Task description: Resume the news passage on Sarawak's 2024 Budget and economic outlook, writing on from its last sentence.

━━━━━ Given passage

Muamalat Malaysia Bhd’s chief economist, Dr Mohd Afzanizam Abdul Rashid, highlighted Sarawak’s financial strength in the 2024 Budget, noting a projected fiscal surplus of RM386 million.

“Sarawak’s economy is expected to outpace national growth, with a projected five to six percent increase compared to the national Gross Domestic Product (GDP) forecast of four to five per cent,” he said.

Dr Mohd Afzanizam also said the importance of investing in education to bolster long-term productivity. Despite Sarawak’s financial capability, he pointed out that similar federal-level initiatives face hurdles due to ongoing deficit issues.

Premier Datuk Patinggi Tan Sri Abang Johari Tun Openg recently announced the implementation of free tertiary education at state universities by 2026, citing the strengthening state economy as a supportive factor.

━━━━━━━━━━
━━━━━ Material

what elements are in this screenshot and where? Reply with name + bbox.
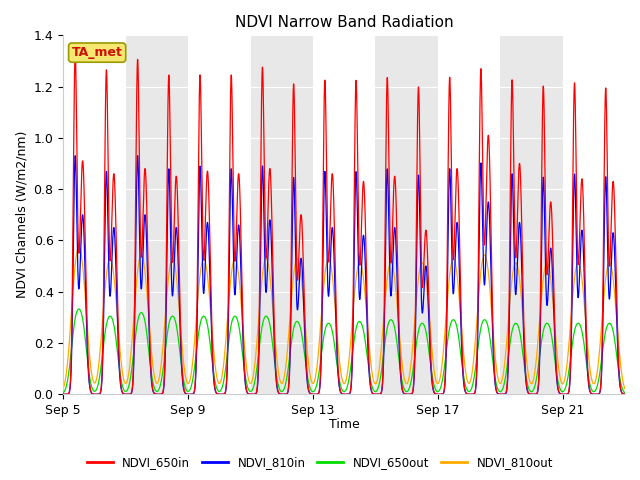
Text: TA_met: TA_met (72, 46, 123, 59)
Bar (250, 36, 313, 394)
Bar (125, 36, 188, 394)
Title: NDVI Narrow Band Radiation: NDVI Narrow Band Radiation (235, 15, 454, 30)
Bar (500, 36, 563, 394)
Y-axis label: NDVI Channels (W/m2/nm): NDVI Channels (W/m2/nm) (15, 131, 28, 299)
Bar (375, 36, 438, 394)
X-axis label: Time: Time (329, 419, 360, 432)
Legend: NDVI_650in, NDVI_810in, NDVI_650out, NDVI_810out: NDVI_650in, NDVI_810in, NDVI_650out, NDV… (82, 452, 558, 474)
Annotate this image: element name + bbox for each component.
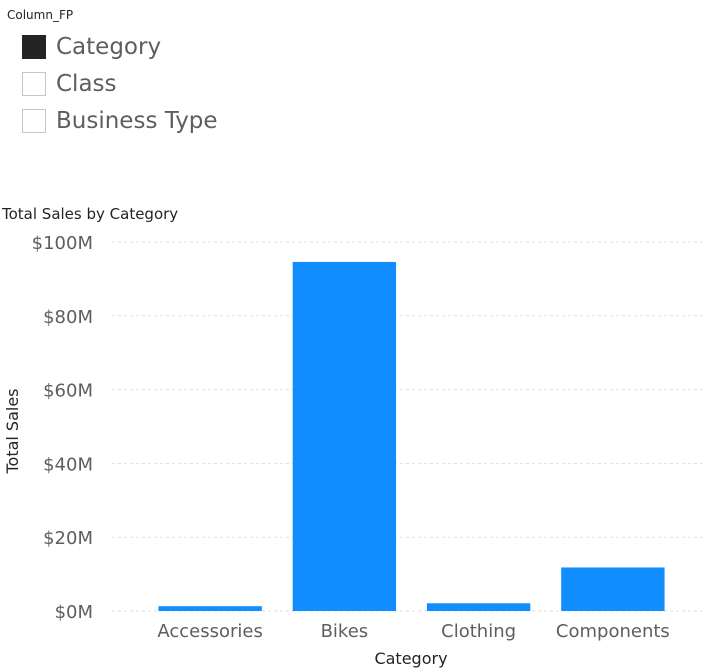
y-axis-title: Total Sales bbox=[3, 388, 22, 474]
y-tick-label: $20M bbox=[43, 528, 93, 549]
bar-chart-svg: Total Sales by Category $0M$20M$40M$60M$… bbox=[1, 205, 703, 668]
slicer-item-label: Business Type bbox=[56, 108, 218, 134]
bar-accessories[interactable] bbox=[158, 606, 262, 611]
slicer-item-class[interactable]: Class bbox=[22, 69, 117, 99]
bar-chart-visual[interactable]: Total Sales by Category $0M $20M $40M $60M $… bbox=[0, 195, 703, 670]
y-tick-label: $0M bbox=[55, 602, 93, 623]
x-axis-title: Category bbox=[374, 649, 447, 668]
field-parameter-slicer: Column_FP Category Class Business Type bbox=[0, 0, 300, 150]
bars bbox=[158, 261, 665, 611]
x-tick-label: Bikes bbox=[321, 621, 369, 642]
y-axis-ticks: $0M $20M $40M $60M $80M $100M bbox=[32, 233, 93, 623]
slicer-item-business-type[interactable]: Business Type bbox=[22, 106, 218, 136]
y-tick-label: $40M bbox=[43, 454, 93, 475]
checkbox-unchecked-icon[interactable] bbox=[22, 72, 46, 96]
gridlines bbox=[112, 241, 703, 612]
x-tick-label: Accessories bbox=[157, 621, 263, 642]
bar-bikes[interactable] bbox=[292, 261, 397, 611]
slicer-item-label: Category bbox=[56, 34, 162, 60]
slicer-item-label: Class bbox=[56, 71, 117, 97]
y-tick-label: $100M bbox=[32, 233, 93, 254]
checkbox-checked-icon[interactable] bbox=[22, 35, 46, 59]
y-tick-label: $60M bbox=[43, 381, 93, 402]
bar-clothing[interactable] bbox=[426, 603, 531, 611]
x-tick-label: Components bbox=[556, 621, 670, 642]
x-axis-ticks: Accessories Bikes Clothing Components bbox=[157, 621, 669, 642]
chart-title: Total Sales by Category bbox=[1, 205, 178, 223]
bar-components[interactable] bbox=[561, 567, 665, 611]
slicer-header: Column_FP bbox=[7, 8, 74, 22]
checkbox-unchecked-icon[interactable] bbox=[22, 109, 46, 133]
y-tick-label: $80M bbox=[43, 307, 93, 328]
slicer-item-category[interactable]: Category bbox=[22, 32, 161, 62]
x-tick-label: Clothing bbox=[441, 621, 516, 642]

━━━━━━━━━━

Response below:
Meanwhile, Associate Professor of Economics at Putra Business School, Dr Ahmed Razman Abdul Latiff, observed that education consistently receives substantial federal budget allocation.

He said that free federal-level education could materialise under specific conditions, such as increasing and attracting more international students, coupled with efficient institutional management.

Dr Ahmed Razman also suggested private sector collaboration, where industries could finance students’ education in return for future employment commitments.